Stated goal -> Go through the material and write it all out exactly, minus the pictures.

Data entries
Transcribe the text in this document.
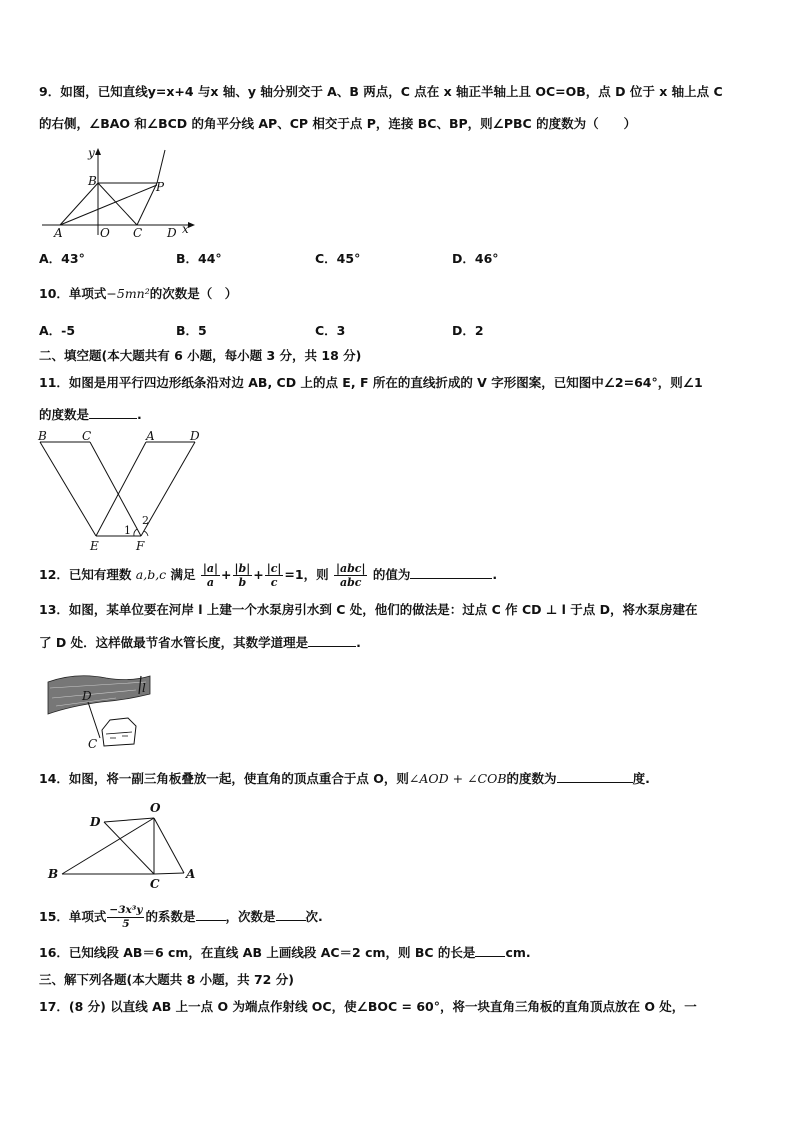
9．如图，已知直线y=x+4 与x 轴、y 轴分别交于 A、B 两点，C 点在 x 轴正半轴上且 OC=OB，点 D 位于 x 轴上点 C
的右侧，∠BAO 和∠BCD 的角平分线 AP、CP 相交于点 P，连接 BC、BP，则∠PBC 的度数为（　　）
y
B	P
A	O C D x
A．43°	B．44°	C．45°	D．46°
10．单项式−5mn²的次数是（　）
A．-5	B．5	C．3	D．2
二、填空题(本大题共有 6 小题，每小题 3 分，共 18 分)
11．如图是用平行四边形纸条沿对边 AB, CD 上的点 E, F 所在的直线折成的 V 字形图案，已知图中∠2=64°，则∠1
的度数是	.
B	C	A	D
E	F
1
2
12．已知有理数 a,b,c 满足 $\frac{|a|}{a} + \frac{|b|}{b} + \frac{|c|}{c} =1$，则 $\frac{\text{|abc|}}{\text{abc}}$ 的值为	.
13．如图，某单位要在河岸 l 上建一个水泵房引水到 C 处，他们的做法是：过点 C 作 CD ⊥ l 于点 D，将水泵房建在
了 D 处．这样做最节省水管长度，其数学道理是	.
D
l
C
14．如图，将一副三角板叠放一起，使直角的顶点重合于点 O，则∠AOD + ∠COB的度数为	度.
O
D
B
C
A
15．单项式 $\frac{\text{−3x³y}}{5}$ 的系数是 ，次数是 次.
16．已知线段 AB＝6 cm，在直线 AB 上画线段 AC＝2 cm，则 BC 的长是 cm.
三、解下列各题(本大题共 8 小题，共 72 分)
17．(8 分) 以直线 AB 上一点 O 为端点作射线 OC，使∠BOC = 60°，将一块直角三角板的直角顶点放在 O 处，一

Answer below ->
Transcribe the text in this document.
9．如图，已知直线y=x+4 与x 轴、y 轴分别交于 A、B 两点，C 点在 x 轴正半轴上且 OC=OB，点 D 位于 x 轴上点 C
的右侧，∠BAO 和∠BCD 的角平分线 AP、CP 相交于点 P，连接 BC、BP，则∠PBC 的度数为（　　）
y
B	P
A	O C D x
A．43°	B．44°	C．45°	D．46°
10．单项式−5mn²的次数是（　）
A．-5	B．5	C．3	D．2
二、填空题(本大题共有 6 小题，每小题 3 分，共 18 分)
11．如图是用平行四边形纸条沿对边 AB, CD 上的点 E, F 所在的直线折成的 V 字形图案，已知图中∠2=64°，则∠1
的度数是	.
B	C	A	D
E	F
1
2
12．已知有理数 a,b,c 满足 $\frac{|a|}{a} + \frac{|b|}{b} + \frac{|c|}{c} =1$，则 $\frac{\text{|abc|}}{\text{abc}}$ 的值为	.
13．如图，某单位要在河岸 l 上建一个水泵房引水到 C 处，他们的做法是：过点 C 作 CD ⊥ l 于点 D，将水泵房建在
了 D 处．这样做最节省水管长度，其数学道理是	.
D
l
C
14．如图，将一副三角板叠放一起，使直角的顶点重合于点 O，则∠AOD + ∠COB的度数为	度.
O
D
B
C
A
15．单项式 $\frac{\text{−3x³y}}{5}$ 的系数是 ，次数是 次.
16．已知线段 AB＝6 cm，在直线 AB 上画线段 AC＝2 cm，则 BC 的长是 cm.
三、解下列各题(本大题共 8 小题，共 72 分)
17．(8 分) 以直线 AB 上一点 O 为端点作射线 OC，使∠BOC = 60°，将一块直角三角板的直角顶点放在 O 处，一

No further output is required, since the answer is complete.